- SET TASK
The records that follow are to be repeated without alteration.

- AVAILABLE DATA
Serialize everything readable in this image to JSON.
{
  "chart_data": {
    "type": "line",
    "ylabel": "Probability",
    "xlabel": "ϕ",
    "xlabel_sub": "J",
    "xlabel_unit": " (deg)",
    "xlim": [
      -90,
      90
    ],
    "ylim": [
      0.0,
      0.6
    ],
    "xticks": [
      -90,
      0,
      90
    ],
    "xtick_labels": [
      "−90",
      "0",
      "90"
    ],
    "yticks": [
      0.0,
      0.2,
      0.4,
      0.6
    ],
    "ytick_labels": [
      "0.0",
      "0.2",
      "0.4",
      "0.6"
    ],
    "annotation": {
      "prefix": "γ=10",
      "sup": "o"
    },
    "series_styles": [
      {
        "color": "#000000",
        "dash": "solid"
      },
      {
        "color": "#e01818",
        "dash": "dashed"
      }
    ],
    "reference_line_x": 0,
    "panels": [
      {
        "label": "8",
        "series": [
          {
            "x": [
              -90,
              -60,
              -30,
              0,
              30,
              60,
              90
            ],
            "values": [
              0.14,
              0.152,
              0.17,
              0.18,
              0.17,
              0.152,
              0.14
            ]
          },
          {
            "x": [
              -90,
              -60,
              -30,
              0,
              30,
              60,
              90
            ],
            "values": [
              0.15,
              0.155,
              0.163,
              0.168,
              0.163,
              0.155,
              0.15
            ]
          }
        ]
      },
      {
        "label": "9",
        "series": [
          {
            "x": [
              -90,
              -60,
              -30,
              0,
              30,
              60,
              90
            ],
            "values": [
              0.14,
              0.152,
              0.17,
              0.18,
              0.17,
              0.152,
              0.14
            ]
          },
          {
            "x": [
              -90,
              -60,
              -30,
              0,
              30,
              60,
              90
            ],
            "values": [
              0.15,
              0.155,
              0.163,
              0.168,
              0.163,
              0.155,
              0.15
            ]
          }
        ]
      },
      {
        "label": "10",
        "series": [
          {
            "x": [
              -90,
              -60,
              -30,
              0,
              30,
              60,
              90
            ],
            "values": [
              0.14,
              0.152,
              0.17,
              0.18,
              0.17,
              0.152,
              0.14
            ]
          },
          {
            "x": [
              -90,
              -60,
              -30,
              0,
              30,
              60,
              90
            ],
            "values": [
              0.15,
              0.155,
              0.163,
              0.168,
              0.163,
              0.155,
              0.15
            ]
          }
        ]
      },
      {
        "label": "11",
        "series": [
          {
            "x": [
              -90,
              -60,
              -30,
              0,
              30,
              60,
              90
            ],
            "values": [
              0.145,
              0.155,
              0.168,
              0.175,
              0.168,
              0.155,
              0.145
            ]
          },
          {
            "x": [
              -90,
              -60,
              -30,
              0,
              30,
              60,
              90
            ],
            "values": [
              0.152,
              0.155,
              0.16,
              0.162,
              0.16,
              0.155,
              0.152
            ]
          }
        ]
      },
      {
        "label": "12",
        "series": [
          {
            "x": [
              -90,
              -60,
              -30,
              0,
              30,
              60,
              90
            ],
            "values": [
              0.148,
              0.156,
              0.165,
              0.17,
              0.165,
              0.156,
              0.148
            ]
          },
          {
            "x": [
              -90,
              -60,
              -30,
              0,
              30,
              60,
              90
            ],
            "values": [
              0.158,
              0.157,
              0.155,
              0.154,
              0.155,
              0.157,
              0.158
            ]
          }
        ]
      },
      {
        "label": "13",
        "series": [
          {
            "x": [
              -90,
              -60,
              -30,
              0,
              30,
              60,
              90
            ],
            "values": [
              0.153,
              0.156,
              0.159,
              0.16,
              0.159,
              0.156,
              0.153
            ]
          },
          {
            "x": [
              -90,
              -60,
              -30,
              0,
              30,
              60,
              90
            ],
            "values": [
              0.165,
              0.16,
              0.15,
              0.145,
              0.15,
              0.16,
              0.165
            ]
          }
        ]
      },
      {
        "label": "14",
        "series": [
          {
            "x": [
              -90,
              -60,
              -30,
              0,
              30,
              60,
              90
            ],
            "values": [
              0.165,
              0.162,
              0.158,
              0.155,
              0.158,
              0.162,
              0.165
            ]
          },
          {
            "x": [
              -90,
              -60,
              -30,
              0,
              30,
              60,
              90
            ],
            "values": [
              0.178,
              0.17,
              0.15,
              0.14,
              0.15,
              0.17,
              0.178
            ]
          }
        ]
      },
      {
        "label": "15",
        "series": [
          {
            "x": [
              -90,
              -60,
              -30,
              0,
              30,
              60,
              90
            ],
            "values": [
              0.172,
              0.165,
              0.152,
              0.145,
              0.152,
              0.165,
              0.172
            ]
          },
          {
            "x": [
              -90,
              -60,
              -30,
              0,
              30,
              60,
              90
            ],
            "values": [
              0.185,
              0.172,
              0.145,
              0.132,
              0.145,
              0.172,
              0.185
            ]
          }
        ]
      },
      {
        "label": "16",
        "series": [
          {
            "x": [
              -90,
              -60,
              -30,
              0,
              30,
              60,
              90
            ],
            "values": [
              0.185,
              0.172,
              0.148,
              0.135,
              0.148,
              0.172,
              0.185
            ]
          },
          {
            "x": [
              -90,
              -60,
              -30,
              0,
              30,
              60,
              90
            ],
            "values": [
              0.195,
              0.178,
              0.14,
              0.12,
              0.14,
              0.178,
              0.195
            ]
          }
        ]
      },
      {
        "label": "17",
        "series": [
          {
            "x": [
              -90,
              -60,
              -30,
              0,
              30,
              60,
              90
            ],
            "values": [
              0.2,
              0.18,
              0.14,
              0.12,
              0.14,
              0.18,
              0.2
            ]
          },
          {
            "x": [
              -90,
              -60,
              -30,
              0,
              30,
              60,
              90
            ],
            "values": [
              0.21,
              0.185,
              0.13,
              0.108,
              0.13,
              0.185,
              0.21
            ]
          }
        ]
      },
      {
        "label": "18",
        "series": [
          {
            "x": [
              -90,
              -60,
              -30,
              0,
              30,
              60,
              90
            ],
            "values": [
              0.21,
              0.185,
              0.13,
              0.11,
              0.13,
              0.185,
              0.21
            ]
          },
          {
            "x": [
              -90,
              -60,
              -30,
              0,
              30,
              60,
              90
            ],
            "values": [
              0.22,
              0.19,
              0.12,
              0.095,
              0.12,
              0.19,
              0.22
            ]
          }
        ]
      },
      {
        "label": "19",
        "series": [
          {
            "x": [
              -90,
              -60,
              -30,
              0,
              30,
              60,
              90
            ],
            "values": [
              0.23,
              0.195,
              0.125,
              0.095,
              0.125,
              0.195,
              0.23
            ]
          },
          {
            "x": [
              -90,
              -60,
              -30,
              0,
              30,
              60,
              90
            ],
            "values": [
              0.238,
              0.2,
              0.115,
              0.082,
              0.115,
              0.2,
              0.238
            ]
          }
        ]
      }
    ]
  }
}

- FINAL RESULT
Serialize everything readable in this image to JSON.
{
  "chart_data": {
    "type": "line",
    "ylabel": "Probability",
    "xlabel": "ϕ",
    "xlabel_sub": "J",
    "xlabel_unit": " (deg)",
    "xlim": [
      -90,
      90
    ],
    "ylim": [
      0.0,
      0.6
    ],
    "xticks": [
      -90,
      0,
      90
    ],
    "xtick_labels": [
      "−90",
      "0",
      "90"
    ],
    "yticks": [
      0.0,
      0.2,
      0.4,
      0.6
    ],
    "ytick_labels": [
      "0.0",
      "0.2",
      "0.4",
      "0.6"
    ],
    "annotation": {
      "prefix": "γ=10",
      "sup": "o"
    },
    "series_styles": [
      {
        "color": "#000000",
        "dash": "solid"
      },
      {
        "color": "#e01818",
        "dash": "dashed"
      }
    ],
    "reference_line_x": 0,
    "panels": [
      {
        "label": "8",
        "series": [
          {
            "x": [
              -90,
              -60,
              -30,
              0,
              30,
              60,
              90
            ],
            "values": [
              0.14,
              0.152,
              0.17,
              0.18,
              0.17,
              0.152,
              0.14
            ]
          },
          {
            "x": [
              -90,
              -60,
              -30,
              0,
              30,
              60,
              90
            ],
            "values": [
              0.15,
              0.155,
              0.163,
              0.168,
              0.163,
              0.155,
              0.15
            ]
          }
        ]
      },
      {
        "label": "9",
        "series": [
          {
            "x": [
              -90,
              -60,
              -30,
              0,
              30,
              60,
              90
            ],
            "values": [
              0.14,
              0.152,
              0.17,
              0.18,
              0.17,
              0.152,
              0.14
            ]
          },
          {
            "x": [
              -90,
              -60,
              -30,
              0,
              30,
              60,
              90
            ],
            "values": [
              0.15,
              0.155,
              0.163,
              0.168,
              0.163,
              0.155,
              0.15
            ]
          }
        ]
      },
      {
        "label": "10",
        "series": [
          {
            "x": [
              -90,
              -60,
              -30,
              0,
              30,
              60,
              90
            ],
            "values": [
              0.14,
              0.152,
              0.17,
              0.18,
              0.17,
              0.152,
              0.14
            ]
          },
          {
            "x": [
              -90,
              -60,
              -30,
              0,
              30,
              60,
              90
            ],
            "values": [
              0.15,
              0.155,
              0.163,
              0.168,
              0.163,
              0.155,
              0.15
            ]
          }
        ]
      },
      {
        "label": "11",
        "series": [
          {
            "x": [
              -90,
              -60,
              -30,
              0,
              30,
              60,
              90
            ],
            "values": [
              0.145,
              0.155,
              0.168,
              0.175,
              0.168,
              0.155,
              0.145
            ]
          },
          {
            "x": [
              -90,
              -60,
              -30,
              0,
              30,
              60,
              90
            ],
            "values": [
              0.152,
              0.155,
              0.16,
              0.162,
              0.16,
              0.155,
              0.152
            ]
          }
        ]
      },
      {
        "label": "12",
        "series": [
          {
            "x": [
              -90,
              -60,
              -30,
              0,
              30,
              60,
              90
            ],
            "values": [
              0.148,
              0.156,
              0.165,
              0.17,
              0.165,
              0.156,
              0.148
            ]
          },
          {
            "x": [
              -90,
              -60,
              -30,
              0,
              30,
              60,
              90
            ],
            "values": [
              0.158,
              0.157,
              0.155,
              0.154,
              0.155,
              0.157,
              0.158
            ]
          }
        ]
      },
      {
        "label": "13",
        "series": [
          {
            "x": [
              -90,
              -60,
              -30,
              0,
              30,
              60,
              90
            ],
            "values": [
              0.153,
              0.156,
              0.159,
              0.16,
              0.159,
              0.156,
              0.153
            ]
          },
          {
            "x": [
              -90,
              -60,
              -30,
              0,
              30,
              60,
              90
            ],
            "values": [
              0.165,
              0.16,
              0.15,
              0.145,
              0.15,
              0.16,
              0.165
            ]
          }
        ]
      },
      {
        "label": "14",
        "series": [
          {
            "x": [
              -90,
              -60,
              -30,
              0,
              30,
              60,
              90
            ],
            "values": [
              0.165,
              0.162,
              0.158,
              0.155,
              0.158,
              0.162,
              0.165
            ]
          },
          {
            "x": [
              -90,
              -60,
              -30,
              0,
              30,
              60,
              90
            ],
            "values": [
              0.178,
              0.17,
              0.15,
              0.14,
              0.15,
              0.17,
              0.178
            ]
          }
        ]
      },
      {
        "label": "15",
        "series": [
          {
            "x": [
              -90,
              -60,
              -30,
              0,
              30,
              60,
              90
            ],
            "values": [
              0.172,
              0.165,
              0.152,
              0.145,
              0.152,
              0.165,
              0.172
            ]
          },
          {
            "x": [
              -90,
              -60,
              -30,
              0,
              30,
              60,
              90
            ],
            "values": [
              0.185,
              0.172,
              0.145,
              0.132,
              0.145,
              0.172,
              0.185
            ]
          }
        ]
      },
      {
        "label": "16",
        "series": [
          {
            "x": [
              -90,
              -60,
              -30,
              0,
              30,
              60,
              90
            ],
            "values": [
              0.185,
              0.172,
              0.148,
              0.135,
              0.148,
              0.172,
              0.185
            ]
          },
          {
            "x": [
              -90,
              -60,
              -30,
              0,
              30,
              60,
              90
            ],
            "values": [
              0.195,
              0.178,
              0.14,
              0.12,
              0.14,
              0.178,
              0.195
            ]
          }
        ]
      },
      {
        "label": "17",
        "series": [
          {
            "x": [
              -90,
              -60,
              -30,
              0,
              30,
              60,
              90
            ],
            "values": [
              0.2,
              0.18,
              0.14,
              0.12,
              0.14,
              0.18,
              0.2
            ]
          },
          {
            "x": [
              -90,
              -60,
              -30,
              0,
              30,
              60,
              90
            ],
            "values": [
              0.21,
              0.185,
              0.13,
              0.108,
              0.13,
              0.185,
              0.21
            ]
          }
        ]
      },
      {
        "label": "18",
        "series": [
          {
            "x": [
              -90,
              -60,
              -30,
              0,
              30,
              60,
              90
            ],
            "values": [
              0.21,
              0.185,
              0.13,
              0.11,
              0.13,
              0.185,
              0.21
            ]
          },
          {
            "x": [
              -90,
              -60,
              -30,
              0,
              30,
              60,
              90
            ],
            "values": [
              0.22,
              0.19,
              0.12,
              0.095,
              0.12,
              0.19,
              0.22
            ]
          }
        ]
      },
      {
        "label": "19",
        "series": [
          {
            "x": [
              -90,
              -60,
              -30,
              0,
              30,
              60,
              90
            ],
            "values": [
              0.23,
              0.195,
              0.125,
              0.095,
              0.125,
              0.195,
              0.23
            ]
          },
          {
            "x": [
              -90,
              -60,
              -30,
              0,
              30,
              60,
              90
            ],
            "values": [
              0.238,
              0.2,
              0.115,
              0.082,
              0.115,
              0.2,
              0.238
            ]
          }
        ]
      }
    ]
  }
}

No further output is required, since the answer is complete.